**Direction**: The records below should be written out again, exactly.

[Figure content listings]
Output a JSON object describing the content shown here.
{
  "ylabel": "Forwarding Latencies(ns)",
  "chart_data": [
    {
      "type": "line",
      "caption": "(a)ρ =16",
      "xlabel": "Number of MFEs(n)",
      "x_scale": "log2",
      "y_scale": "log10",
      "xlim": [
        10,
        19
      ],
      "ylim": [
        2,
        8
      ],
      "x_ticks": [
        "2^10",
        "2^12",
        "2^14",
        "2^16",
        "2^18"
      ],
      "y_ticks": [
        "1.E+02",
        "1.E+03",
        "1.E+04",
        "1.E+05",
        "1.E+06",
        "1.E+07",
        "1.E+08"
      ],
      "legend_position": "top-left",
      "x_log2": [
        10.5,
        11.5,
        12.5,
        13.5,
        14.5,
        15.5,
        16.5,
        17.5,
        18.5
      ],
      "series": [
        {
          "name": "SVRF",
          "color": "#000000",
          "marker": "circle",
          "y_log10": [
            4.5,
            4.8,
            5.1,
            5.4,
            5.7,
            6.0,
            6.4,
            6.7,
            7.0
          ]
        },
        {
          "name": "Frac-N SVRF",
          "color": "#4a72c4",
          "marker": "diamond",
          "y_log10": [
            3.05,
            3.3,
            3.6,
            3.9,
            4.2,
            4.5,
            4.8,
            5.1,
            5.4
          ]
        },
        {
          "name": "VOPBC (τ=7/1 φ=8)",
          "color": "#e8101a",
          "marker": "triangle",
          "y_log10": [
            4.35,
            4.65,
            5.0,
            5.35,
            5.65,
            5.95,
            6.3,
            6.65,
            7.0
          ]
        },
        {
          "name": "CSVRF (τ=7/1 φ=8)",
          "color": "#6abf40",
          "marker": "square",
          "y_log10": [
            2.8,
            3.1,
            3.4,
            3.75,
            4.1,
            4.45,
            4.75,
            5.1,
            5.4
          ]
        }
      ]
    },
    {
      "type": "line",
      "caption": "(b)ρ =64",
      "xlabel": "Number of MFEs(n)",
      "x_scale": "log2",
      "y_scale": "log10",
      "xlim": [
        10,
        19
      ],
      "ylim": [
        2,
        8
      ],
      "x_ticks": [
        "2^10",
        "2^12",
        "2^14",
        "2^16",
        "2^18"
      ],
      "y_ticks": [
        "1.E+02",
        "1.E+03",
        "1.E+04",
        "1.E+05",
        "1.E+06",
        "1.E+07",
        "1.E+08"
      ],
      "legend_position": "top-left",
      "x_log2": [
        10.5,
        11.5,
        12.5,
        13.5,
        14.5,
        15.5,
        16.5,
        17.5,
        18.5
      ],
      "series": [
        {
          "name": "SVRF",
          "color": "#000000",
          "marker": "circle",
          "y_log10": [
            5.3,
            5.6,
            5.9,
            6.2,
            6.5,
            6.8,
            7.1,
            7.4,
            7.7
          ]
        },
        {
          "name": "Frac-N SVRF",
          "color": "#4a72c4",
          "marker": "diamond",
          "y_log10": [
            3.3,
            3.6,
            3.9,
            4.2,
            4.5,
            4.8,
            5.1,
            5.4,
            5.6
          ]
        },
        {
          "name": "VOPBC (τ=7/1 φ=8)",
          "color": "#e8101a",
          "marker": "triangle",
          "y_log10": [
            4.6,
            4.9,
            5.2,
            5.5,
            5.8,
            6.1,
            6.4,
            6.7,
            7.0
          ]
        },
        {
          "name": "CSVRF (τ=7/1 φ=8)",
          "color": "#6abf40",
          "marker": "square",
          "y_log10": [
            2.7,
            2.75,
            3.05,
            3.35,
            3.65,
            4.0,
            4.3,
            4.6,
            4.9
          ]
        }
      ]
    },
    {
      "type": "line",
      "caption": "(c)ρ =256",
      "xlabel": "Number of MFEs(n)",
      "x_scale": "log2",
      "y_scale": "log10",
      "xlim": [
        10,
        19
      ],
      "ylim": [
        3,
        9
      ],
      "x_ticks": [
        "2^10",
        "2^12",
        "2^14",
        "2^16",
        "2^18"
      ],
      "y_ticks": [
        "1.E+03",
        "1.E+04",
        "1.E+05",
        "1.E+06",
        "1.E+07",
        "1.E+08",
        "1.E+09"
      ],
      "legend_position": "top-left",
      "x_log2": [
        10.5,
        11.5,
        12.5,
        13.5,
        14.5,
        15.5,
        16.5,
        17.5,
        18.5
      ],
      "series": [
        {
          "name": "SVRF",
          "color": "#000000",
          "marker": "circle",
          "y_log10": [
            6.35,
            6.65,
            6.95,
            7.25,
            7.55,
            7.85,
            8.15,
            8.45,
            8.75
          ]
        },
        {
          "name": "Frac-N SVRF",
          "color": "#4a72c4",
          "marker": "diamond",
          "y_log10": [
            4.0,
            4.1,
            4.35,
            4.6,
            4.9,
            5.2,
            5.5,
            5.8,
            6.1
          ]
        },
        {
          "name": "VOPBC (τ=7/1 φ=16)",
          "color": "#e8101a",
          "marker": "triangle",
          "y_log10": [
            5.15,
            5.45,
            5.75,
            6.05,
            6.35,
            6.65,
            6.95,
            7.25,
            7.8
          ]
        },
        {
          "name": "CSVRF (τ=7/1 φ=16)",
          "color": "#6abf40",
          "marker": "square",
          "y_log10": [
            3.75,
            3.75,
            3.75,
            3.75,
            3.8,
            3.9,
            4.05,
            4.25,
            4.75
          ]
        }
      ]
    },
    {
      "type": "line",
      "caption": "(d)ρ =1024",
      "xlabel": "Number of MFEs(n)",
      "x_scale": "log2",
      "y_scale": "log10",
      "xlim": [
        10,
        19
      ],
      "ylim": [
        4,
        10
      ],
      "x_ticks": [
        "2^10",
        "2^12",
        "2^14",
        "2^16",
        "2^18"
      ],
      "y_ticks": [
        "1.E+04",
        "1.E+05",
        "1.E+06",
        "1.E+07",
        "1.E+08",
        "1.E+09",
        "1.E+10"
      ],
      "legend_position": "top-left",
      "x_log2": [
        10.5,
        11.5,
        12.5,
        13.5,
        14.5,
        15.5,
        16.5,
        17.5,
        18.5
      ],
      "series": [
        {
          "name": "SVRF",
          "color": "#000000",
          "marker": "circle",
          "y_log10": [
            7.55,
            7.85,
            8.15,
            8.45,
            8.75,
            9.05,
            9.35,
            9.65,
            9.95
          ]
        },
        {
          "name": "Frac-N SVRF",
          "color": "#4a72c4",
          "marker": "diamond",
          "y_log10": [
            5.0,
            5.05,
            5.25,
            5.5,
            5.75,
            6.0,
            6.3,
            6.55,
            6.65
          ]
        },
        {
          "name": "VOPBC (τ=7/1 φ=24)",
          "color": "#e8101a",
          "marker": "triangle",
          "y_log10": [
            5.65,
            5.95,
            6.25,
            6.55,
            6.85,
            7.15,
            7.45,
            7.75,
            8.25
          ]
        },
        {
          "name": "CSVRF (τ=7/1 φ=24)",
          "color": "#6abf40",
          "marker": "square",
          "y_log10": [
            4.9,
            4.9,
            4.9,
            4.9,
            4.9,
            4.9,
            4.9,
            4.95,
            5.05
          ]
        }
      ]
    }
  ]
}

**Task answer**:
Output a JSON object describing the content shown here.
{
  "ylabel": "Forwarding Latencies(ns)",
  "chart_data": [
    {
      "type": "line",
      "caption": "(a)ρ =16",
      "xlabel": "Number of MFEs(n)",
      "x_scale": "log2",
      "y_scale": "log10",
      "xlim": [
        10,
        19
      ],
      "ylim": [
        2,
        8
      ],
      "x_ticks": [
        "2^10",
        "2^12",
        "2^14",
        "2^16",
        "2^18"
      ],
      "y_ticks": [
        "1.E+02",
        "1.E+03",
        "1.E+04",
        "1.E+05",
        "1.E+06",
        "1.E+07",
        "1.E+08"
      ],
      "legend_position": "top-left",
      "x_log2": [
        10.5,
        11.5,
        12.5,
        13.5,
        14.5,
        15.5,
        16.5,
        17.5,
        18.5
      ],
      "series": [
        {
          "name": "SVRF",
          "color": "#000000",
          "marker": "circle",
          "y_log10": [
            4.5,
            4.8,
            5.1,
            5.4,
            5.7,
            6.0,
            6.4,
            6.7,
            7.0
          ]
        },
        {
          "name": "Frac-N SVRF",
          "color": "#4a72c4",
          "marker": "diamond",
          "y_log10": [
            3.05,
            3.3,
            3.6,
            3.9,
            4.2,
            4.5,
            4.8,
            5.1,
            5.4
          ]
        },
        {
          "name": "VOPBC (τ=7/1 φ=8)",
          "color": "#e8101a",
          "marker": "triangle",
          "y_log10": [
            4.35,
            4.65,
            5.0,
            5.35,
            5.65,
            5.95,
            6.3,
            6.65,
            7.0
          ]
        },
        {
          "name": "CSVRF (τ=7/1 φ=8)",
          "color": "#6abf40",
          "marker": "square",
          "y_log10": [
            2.8,
            3.1,
            3.4,
            3.75,
            4.1,
            4.45,
            4.75,
            5.1,
            5.4
          ]
        }
      ]
    },
    {
      "type": "line",
      "caption": "(b)ρ =64",
      "xlabel": "Number of MFEs(n)",
      "x_scale": "log2",
      "y_scale": "log10",
      "xlim": [
        10,
        19
      ],
      "ylim": [
        2,
        8
      ],
      "x_ticks": [
        "2^10",
        "2^12",
        "2^14",
        "2^16",
        "2^18"
      ],
      "y_ticks": [
        "1.E+02",
        "1.E+03",
        "1.E+04",
        "1.E+05",
        "1.E+06",
        "1.E+07",
        "1.E+08"
      ],
      "legend_position": "top-left",
      "x_log2": [
        10.5,
        11.5,
        12.5,
        13.5,
        14.5,
        15.5,
        16.5,
        17.5,
        18.5
      ],
      "series": [
        {
          "name": "SVRF",
          "color": "#000000",
          "marker": "circle",
          "y_log10": [
            5.3,
            5.6,
            5.9,
            6.2,
            6.5,
            6.8,
            7.1,
            7.4,
            7.7
          ]
        },
        {
          "name": "Frac-N SVRF",
          "color": "#4a72c4",
          "marker": "diamond",
          "y_log10": [
            3.3,
            3.6,
            3.9,
            4.2,
            4.5,
            4.8,
            5.1,
            5.4,
            5.6
          ]
        },
        {
          "name": "VOPBC (τ=7/1 φ=8)",
          "color": "#e8101a",
          "marker": "triangle",
          "y_log10": [
            4.6,
            4.9,
            5.2,
            5.5,
            5.8,
            6.1,
            6.4,
            6.7,
            7.0
          ]
        },
        {
          "name": "CSVRF (τ=7/1 φ=8)",
          "color": "#6abf40",
          "marker": "square",
          "y_log10": [
            2.7,
            2.75,
            3.05,
            3.35,
            3.65,
            4.0,
            4.3,
            4.6,
            4.9
          ]
        }
      ]
    },
    {
      "type": "line",
      "caption": "(c)ρ =256",
      "xlabel": "Number of MFEs(n)",
      "x_scale": "log2",
      "y_scale": "log10",
      "xlim": [
        10,
        19
      ],
      "ylim": [
        3,
        9
      ],
      "x_ticks": [
        "2^10",
        "2^12",
        "2^14",
        "2^16",
        "2^18"
      ],
      "y_ticks": [
        "1.E+03",
        "1.E+04",
        "1.E+05",
        "1.E+06",
        "1.E+07",
        "1.E+08",
        "1.E+09"
      ],
      "legend_position": "top-left",
      "x_log2": [
        10.5,
        11.5,
        12.5,
        13.5,
        14.5,
        15.5,
        16.5,
        17.5,
        18.5
      ],
      "series": [
        {
          "name": "SVRF",
          "color": "#000000",
          "marker": "circle",
          "y_log10": [
            6.35,
            6.65,
            6.95,
            7.25,
            7.55,
            7.85,
            8.15,
            8.45,
            8.75
          ]
        },
        {
          "name": "Frac-N SVRF",
          "color": "#4a72c4",
          "marker": "diamond",
          "y_log10": [
            4.0,
            4.1,
            4.35,
            4.6,
            4.9,
            5.2,
            5.5,
            5.8,
            6.1
          ]
        },
        {
          "name": "VOPBC (τ=7/1 φ=16)",
          "color": "#e8101a",
          "marker": "triangle",
          "y_log10": [
            5.15,
            5.45,
            5.75,
            6.05,
            6.35,
            6.65,
            6.95,
            7.25,
            7.8
          ]
        },
        {
          "name": "CSVRF (τ=7/1 φ=16)",
          "color": "#6abf40",
          "marker": "square",
          "y_log10": [
            3.75,
            3.75,
            3.75,
            3.75,
            3.8,
            3.9,
            4.05,
            4.25,
            4.75
          ]
        }
      ]
    },
    {
      "type": "line",
      "caption": "(d)ρ =1024",
      "xlabel": "Number of MFEs(n)",
      "x_scale": "log2",
      "y_scale": "log10",
      "xlim": [
        10,
        19
      ],
      "ylim": [
        4,
        10
      ],
      "x_ticks": [
        "2^10",
        "2^12",
        "2^14",
        "2^16",
        "2^18"
      ],
      "y_ticks": [
        "1.E+04",
        "1.E+05",
        "1.E+06",
        "1.E+07",
        "1.E+08",
        "1.E+09",
        "1.E+10"
      ],
      "legend_position": "top-left",
      "x_log2": [
        10.5,
        11.5,
        12.5,
        13.5,
        14.5,
        15.5,
        16.5,
        17.5,
        18.5
      ],
      "series": [
        {
          "name": "SVRF",
          "color": "#000000",
          "marker": "circle",
          "y_log10": [
            7.55,
            7.85,
            8.15,
            8.45,
            8.75,
            9.05,
            9.35,
            9.65,
            9.95
          ]
        },
        {
          "name": "Frac-N SVRF",
          "color": "#4a72c4",
          "marker": "diamond",
          "y_log10": [
            5.0,
            5.05,
            5.25,
            5.5,
            5.75,
            6.0,
            6.3,
            6.55,
            6.65
          ]
        },
        {
          "name": "VOPBC (τ=7/1 φ=24)",
          "color": "#e8101a",
          "marker": "triangle",
          "y_log10": [
            5.65,
            5.95,
            6.25,
            6.55,
            6.85,
            7.15,
            7.45,
            7.75,
            8.25
          ]
        },
        {
          "name": "CSVRF (τ=7/1 φ=24)",
          "color": "#6abf40",
          "marker": "square",
          "y_log10": [
            4.9,
            4.9,
            4.9,
            4.9,
            4.9,
            4.9,
            4.9,
            4.95,
            5.05
          ]
        }
      ]
    }
  ]
}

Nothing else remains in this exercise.